* _EXTRACT PROVIDED_:
[Start of section]
Traditionally, the author had been referred to as the creator, a friend, philosopher and a guide to the readers. Perhaps at times, the author also assumed the role of a god, who controlled the activities, existence and the destiny of his/ her characters in the text. To name a few, Victorian novelist like Thomas Hardy, Jane Austen, George Elliot, Emily Bronte and dramatists like Shakespeare, Marlowe, John Webster and others harped on the theme of moral justice and Character is Destiny, where the wrong doers were punished at the end of the story and the good won over evil. This led to the spectators’ sense of psychic satisfaction as order and calmness restored at the end of the text through a process of purgation or catharsis as termed by Aristotle in Greek and Elizabethan revenge tradition. This restoration of order and moral sense of justice was controlled and manipulated by the writer’s temperament and the audience’s general reaction. Therefore the meaning of the text thus emerged was influential and not natural by any means. This unlimited ‘power of the authors’ was put into question by the post-modernist and post- structuralist critics like Roland Barthes and Michel Foucault and Stanley Fish. They found the word ‘author’ problematic in a number of ways. The conventional role of the ‘author’ suffered a major setback in the hands of the contemporary critics. The god-like figure was transformed into a non-existent entity, whose participation in the text, created by him zeroed down to a mere ‘writer’ only, who had no role in framing the meaning of his creation. Thus, the narratorial voice, which earlier attributed the meaning of the text, because of his / her cultural background, has no role to play in the modern times. It is only the interaction between the text and the reader through which the meaning of the text evolves.
KEYWORDS
Post-modernist; post-structuralist; construction; auteur; writer; narrator.
[End of section]
According to the text on the role of the author, which critics questioned the unlimited "power of the authors"? The data after this text is separate material and has no connection to it.

* _DATASET RECORDS_:
[Start of section]
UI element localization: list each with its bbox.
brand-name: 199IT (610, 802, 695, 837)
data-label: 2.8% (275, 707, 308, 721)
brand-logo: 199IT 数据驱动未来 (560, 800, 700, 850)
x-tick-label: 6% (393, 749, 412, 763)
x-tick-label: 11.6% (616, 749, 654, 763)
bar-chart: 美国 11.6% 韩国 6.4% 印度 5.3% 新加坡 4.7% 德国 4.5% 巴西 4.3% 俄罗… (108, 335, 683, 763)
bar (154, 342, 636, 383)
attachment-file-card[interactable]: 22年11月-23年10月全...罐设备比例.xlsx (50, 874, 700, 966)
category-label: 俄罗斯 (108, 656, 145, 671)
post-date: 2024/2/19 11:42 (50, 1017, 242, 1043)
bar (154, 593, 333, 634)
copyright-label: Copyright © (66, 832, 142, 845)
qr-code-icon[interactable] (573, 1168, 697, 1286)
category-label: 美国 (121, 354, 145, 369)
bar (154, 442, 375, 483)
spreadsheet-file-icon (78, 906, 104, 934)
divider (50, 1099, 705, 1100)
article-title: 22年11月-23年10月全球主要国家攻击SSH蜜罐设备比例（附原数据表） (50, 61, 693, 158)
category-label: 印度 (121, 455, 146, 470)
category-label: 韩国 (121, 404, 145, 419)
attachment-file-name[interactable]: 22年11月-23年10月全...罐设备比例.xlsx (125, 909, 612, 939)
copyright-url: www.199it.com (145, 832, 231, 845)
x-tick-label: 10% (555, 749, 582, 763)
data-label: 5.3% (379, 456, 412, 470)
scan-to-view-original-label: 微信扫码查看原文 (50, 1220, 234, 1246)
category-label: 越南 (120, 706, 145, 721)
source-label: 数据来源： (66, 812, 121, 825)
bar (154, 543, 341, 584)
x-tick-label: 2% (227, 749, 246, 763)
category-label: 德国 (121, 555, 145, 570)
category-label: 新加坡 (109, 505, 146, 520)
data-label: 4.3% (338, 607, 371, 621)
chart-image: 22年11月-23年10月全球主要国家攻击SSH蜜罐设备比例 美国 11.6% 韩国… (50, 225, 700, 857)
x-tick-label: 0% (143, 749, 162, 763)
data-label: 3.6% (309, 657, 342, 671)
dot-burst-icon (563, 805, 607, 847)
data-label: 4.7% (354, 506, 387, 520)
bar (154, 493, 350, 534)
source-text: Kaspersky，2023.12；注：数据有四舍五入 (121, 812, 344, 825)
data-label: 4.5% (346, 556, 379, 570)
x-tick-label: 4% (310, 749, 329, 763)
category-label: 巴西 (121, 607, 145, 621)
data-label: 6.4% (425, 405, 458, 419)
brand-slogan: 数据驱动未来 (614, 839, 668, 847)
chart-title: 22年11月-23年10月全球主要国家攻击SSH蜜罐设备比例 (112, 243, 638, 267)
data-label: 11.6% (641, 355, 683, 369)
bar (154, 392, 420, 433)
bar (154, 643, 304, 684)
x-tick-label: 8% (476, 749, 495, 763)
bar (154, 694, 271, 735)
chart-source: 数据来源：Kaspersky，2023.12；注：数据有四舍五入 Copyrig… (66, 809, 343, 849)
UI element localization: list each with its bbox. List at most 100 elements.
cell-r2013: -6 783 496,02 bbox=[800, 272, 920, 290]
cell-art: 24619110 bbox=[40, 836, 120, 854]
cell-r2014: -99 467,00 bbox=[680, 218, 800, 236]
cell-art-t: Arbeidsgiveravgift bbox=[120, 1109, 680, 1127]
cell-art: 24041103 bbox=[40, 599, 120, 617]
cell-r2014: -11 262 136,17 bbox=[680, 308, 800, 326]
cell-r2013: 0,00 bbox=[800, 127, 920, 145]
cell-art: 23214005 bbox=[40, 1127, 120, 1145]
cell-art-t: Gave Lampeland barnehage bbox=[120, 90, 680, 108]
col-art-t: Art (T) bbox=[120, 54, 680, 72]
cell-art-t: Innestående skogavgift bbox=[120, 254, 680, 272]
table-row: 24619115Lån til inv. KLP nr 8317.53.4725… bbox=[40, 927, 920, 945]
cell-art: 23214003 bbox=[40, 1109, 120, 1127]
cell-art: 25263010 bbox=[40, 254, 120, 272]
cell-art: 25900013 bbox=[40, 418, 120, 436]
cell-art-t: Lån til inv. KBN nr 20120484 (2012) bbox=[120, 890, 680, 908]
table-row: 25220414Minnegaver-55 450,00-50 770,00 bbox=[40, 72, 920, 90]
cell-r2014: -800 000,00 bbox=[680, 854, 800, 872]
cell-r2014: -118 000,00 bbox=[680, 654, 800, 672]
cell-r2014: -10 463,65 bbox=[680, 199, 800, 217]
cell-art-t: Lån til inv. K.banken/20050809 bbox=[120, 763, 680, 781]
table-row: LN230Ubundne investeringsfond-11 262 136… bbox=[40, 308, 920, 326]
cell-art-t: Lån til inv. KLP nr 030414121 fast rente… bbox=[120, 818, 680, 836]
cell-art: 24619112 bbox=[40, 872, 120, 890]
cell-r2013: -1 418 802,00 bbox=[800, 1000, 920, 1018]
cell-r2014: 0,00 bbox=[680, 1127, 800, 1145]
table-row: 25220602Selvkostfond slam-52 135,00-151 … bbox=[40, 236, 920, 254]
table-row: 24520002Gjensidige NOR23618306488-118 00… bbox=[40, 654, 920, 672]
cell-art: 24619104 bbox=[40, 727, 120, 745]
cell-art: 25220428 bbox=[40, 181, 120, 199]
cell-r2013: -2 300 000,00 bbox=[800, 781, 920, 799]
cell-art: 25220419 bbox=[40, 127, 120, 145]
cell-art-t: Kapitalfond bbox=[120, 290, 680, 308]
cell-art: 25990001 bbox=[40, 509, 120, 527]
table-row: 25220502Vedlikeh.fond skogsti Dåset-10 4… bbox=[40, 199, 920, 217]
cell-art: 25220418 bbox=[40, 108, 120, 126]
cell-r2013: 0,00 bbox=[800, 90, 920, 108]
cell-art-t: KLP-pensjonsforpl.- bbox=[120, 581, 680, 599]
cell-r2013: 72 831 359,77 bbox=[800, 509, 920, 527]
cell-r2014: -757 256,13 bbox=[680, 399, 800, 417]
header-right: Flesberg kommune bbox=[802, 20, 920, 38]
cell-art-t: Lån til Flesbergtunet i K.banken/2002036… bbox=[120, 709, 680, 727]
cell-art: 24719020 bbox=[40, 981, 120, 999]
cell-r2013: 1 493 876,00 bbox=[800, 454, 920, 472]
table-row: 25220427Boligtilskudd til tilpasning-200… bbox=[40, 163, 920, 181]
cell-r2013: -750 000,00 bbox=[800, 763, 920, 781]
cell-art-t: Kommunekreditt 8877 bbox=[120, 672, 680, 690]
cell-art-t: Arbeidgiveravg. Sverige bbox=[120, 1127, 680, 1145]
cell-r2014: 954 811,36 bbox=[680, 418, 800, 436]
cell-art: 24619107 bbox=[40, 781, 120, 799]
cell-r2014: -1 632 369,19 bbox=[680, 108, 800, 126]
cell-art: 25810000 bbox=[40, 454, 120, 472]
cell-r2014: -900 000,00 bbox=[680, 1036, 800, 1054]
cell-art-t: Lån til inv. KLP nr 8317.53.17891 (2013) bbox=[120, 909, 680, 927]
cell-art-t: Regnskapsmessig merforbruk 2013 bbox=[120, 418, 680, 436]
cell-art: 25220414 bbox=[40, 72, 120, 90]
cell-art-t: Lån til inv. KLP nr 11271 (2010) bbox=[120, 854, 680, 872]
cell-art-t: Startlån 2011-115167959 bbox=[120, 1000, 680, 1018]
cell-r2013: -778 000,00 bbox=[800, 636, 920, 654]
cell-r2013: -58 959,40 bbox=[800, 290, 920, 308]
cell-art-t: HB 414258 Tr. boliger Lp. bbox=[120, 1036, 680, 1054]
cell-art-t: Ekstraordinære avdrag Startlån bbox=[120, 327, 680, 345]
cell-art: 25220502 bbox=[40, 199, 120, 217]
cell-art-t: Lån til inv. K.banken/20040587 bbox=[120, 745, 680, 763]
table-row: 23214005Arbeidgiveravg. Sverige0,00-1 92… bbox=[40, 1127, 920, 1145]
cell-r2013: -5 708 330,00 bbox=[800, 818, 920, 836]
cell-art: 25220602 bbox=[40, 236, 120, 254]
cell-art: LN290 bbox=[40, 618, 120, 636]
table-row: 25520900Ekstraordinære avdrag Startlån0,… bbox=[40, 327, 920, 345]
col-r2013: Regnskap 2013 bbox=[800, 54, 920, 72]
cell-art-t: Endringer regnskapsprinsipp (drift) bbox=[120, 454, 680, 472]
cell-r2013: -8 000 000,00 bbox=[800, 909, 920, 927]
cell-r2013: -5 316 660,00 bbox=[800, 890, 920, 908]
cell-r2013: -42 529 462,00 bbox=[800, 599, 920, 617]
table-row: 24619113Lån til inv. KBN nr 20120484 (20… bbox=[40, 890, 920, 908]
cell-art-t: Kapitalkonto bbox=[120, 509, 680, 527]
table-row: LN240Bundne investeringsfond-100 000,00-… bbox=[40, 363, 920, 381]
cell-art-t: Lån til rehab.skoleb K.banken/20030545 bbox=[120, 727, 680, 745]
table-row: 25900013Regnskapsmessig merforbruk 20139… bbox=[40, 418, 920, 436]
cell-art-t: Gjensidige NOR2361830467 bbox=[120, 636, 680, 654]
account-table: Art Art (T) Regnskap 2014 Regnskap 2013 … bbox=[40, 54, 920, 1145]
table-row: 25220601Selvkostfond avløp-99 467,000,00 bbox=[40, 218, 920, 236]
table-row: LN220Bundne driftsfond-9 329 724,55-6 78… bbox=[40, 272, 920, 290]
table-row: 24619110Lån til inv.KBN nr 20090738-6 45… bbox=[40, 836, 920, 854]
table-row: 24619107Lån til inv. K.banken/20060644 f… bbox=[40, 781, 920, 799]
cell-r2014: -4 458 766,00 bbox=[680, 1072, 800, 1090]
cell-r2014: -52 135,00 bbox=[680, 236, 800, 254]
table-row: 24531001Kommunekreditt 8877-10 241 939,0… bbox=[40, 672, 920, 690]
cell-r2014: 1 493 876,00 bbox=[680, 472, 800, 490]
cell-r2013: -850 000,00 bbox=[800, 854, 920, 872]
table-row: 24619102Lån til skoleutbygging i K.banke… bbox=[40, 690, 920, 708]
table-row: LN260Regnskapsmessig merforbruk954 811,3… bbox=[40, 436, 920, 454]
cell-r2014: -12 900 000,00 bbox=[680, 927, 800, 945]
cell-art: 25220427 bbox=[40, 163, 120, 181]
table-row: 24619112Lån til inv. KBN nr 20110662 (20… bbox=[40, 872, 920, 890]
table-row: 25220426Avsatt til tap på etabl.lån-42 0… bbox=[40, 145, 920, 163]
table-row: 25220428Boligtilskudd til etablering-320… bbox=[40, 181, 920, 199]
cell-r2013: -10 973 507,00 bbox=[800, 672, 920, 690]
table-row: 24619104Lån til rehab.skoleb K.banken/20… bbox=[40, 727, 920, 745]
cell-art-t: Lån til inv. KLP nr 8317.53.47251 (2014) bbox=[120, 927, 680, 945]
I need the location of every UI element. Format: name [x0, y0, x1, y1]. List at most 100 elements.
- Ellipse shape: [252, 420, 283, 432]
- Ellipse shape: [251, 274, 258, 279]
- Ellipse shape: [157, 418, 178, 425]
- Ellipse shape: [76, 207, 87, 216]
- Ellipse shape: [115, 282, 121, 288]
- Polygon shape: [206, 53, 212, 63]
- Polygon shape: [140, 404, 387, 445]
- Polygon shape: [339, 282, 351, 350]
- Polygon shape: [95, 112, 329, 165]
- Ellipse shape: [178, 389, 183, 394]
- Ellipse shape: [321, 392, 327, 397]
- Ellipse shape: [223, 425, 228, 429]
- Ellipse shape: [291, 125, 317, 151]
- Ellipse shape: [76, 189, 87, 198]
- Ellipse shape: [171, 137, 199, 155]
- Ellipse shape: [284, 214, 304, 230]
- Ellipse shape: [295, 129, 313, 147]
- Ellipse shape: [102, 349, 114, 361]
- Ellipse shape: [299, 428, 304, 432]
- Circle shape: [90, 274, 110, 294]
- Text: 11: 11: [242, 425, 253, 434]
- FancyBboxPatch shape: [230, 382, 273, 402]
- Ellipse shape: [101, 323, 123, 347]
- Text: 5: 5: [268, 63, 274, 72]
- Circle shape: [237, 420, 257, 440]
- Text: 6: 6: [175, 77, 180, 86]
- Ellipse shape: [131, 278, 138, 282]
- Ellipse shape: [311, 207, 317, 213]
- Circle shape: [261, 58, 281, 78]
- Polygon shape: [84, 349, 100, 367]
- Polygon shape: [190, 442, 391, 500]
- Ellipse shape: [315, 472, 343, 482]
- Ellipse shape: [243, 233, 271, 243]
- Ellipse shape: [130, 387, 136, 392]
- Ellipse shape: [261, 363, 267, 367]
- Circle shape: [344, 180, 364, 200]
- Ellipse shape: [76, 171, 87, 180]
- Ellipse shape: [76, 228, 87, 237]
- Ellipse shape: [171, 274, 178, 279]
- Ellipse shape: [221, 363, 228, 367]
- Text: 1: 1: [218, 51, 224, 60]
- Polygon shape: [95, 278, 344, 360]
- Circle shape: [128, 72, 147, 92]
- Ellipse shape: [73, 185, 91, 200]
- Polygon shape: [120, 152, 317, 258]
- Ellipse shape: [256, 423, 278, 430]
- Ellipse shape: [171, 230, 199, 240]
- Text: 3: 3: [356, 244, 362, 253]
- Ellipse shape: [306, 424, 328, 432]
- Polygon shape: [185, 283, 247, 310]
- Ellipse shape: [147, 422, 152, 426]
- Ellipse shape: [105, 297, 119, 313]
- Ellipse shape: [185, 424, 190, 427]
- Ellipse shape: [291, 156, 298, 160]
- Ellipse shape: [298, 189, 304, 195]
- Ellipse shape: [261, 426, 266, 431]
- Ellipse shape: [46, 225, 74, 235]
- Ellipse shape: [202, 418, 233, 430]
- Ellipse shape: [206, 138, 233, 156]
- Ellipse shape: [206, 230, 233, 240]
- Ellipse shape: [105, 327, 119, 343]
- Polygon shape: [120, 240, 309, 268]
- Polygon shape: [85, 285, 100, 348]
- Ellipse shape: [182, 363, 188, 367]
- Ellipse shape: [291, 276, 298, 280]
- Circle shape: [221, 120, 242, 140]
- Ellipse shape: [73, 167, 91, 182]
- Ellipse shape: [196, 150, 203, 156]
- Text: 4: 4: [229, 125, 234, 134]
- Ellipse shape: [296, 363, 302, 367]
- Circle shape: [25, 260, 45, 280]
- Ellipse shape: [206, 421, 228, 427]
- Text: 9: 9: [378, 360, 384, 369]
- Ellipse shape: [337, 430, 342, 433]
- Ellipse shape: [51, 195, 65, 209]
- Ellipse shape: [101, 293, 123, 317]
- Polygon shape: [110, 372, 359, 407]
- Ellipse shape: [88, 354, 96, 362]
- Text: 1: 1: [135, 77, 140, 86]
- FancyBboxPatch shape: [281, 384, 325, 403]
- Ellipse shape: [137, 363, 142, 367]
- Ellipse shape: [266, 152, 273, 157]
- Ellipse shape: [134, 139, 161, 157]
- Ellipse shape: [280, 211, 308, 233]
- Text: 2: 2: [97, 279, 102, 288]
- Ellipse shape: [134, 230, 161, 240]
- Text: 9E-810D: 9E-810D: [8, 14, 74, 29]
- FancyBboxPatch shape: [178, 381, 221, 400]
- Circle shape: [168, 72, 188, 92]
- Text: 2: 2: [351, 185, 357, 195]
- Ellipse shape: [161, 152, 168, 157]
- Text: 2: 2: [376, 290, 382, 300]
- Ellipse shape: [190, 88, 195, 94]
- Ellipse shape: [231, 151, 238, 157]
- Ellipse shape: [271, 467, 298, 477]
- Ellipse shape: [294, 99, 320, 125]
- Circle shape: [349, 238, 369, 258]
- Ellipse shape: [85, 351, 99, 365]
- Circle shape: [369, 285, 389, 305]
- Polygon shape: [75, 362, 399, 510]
[End of section]
* _COMPLETED EXERCISE_: Roland Barthes, Michel Foucault and Stanley Fish.